Job: All of the entries need to be written out again, exactly as they are.

Listed entries:
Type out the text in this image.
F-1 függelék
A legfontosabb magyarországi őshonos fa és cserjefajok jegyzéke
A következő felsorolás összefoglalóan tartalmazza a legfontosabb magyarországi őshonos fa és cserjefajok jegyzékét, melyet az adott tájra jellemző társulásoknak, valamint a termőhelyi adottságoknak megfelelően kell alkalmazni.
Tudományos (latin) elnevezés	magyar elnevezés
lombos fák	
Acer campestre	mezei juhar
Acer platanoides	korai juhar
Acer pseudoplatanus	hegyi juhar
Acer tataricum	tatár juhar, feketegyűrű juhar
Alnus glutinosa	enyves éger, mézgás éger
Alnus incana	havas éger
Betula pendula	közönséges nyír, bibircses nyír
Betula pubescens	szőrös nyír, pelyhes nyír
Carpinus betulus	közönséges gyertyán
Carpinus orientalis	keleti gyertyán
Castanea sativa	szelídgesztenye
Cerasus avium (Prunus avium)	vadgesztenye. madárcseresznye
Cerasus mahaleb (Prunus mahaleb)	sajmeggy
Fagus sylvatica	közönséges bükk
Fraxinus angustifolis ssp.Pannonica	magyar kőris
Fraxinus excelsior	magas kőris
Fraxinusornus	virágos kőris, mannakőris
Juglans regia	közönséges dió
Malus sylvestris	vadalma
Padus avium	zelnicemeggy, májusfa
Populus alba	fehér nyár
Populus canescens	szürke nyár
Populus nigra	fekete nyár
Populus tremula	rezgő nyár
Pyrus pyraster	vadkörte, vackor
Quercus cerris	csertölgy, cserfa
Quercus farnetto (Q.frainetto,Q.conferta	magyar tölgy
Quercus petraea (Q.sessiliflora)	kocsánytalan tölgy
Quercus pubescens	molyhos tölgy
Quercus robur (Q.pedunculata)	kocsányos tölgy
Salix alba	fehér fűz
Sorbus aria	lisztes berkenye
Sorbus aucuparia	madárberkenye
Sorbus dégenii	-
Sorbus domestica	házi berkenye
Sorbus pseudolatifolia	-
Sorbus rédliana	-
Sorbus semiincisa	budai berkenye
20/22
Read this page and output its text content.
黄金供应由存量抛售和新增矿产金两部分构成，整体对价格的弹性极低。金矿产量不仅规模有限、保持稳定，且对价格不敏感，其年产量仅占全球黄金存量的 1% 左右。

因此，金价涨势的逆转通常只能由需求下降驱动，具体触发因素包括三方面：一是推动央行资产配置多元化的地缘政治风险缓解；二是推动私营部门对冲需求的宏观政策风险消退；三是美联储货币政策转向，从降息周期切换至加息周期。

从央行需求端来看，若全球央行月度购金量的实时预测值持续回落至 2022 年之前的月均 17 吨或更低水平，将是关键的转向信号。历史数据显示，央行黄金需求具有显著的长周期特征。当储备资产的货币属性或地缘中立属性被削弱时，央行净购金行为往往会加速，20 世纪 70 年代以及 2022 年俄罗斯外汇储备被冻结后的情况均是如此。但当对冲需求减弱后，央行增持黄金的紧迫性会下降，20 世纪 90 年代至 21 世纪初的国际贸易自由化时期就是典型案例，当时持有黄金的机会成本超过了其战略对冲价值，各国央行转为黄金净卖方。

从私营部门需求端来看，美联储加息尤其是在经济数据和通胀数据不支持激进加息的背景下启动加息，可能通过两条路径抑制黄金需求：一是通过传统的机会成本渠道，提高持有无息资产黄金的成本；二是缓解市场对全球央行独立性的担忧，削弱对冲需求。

Written answer:
Type out the text in this image.
F-1 függelék
A legfontosabb magyarországi őshonos fa és cserjefajok jegyzéke
A következő felsorolás összefoglalóan tartalmazza a legfontosabb magyarországi őshonos fa és cserjefajok jegyzékét, melyet az adott tájra jellemző társulásoknak, valamint a termőhelyi adottságoknak megfelelően kell alkalmazni.
Tudományos (latin) elnevezés	magyar elnevezés
lombos fák	
Acer campestre	mezei juhar
Acer platanoides	korai juhar
Acer pseudoplatanus	hegyi juhar
Acer tataricum	tatár juhar, feketegyűrű juhar
Alnus glutinosa	enyves éger, mézgás éger
Alnus incana	havas éger
Betula pendula	közönséges nyír, bibircses nyír
Betula pubescens	szőrös nyír, pelyhes nyír
Carpinus betulus	közönséges gyertyán
Carpinus orientalis	keleti gyertyán
Castanea sativa	szelídgesztenye
Cerasus avium (Prunus avium)	vadgesztenye. madárcseresznye
Cerasus mahaleb (Prunus mahaleb)	sajmeggy
Fagus sylvatica	közönséges bükk
Fraxinus angustifolis ssp.Pannonica	magyar kőris
Fraxinus excelsior	magas kőris
Fraxinusornus	virágos kőris, mannakőris
Juglans regia	közönséges dió
Malus sylvestris	vadalma
Padus avium	zelnicemeggy, májusfa
Populus alba	fehér nyár
Populus canescens	szürke nyár
Populus nigra	fekete nyár
Populus tremula	rezgő nyár
Pyrus pyraster	vadkörte, vackor
Quercus cerris	csertölgy, cserfa
Quercus farnetto (Q.frainetto,Q.conferta	magyar tölgy
Quercus petraea (Q.sessiliflora)	kocsánytalan tölgy
Quercus pubescens	molyhos tölgy
Quercus robur (Q.pedunculata)	kocsányos tölgy
Salix alba	fehér fűz
Sorbus aria	lisztes berkenye
Sorbus aucuparia	madárberkenye
Sorbus dégenii	-
Sorbus domestica	házi berkenye
Sorbus pseudolatifolia	-
Sorbus rédliana	-
Sorbus semiincisa	budai berkenye
20/22
Read this page and output its text content.
黄金供应由存量抛售和新增矿产金两部分构成，整体对价格的弹性极低。金矿产量不仅规模有限、保持稳定，且对价格不敏感，其年产量仅占全球黄金存量的 1% 左右。

因此，金价涨势的逆转通常只能由需求下降驱动，具体触发因素包括三方面：一是推动央行资产配置多元化的地缘政治风险缓解；二是推动私营部门对冲需求的宏观政策风险消退；三是美联储货币政策转向，从降息周期切换至加息周期。

从央行需求端来看，若全球央行月度购金量的实时预测值持续回落至 2022 年之前的月均 17 吨或更低水平，将是关键的转向信号。历史数据显示，央行黄金需求具有显著的长周期特征。当储备资产的货币属性或地缘中立属性被削弱时，央行净购金行为往往会加速，20 世纪 70 年代以及 2022 年俄罗斯外汇储备被冻结后的情况均是如此。但当对冲需求减弱后，央行增持黄金的紧迫性会下降，20 世纪 90 年代至 21 世纪初的国际贸易自由化时期就是典型案例，当时持有黄金的机会成本超过了其战略对冲价值，各国央行转为黄金净卖方。

从私营部门需求端来看，美联储加息尤其是在经济数据和通胀数据不支持激进加息的背景下启动加息，可能通过两条路径抑制黄金需求：一是通过传统的机会成本渠道，提高持有无息资产黄金的成本；二是缓解市场对全球央行独立性的担忧，削弱对冲需求。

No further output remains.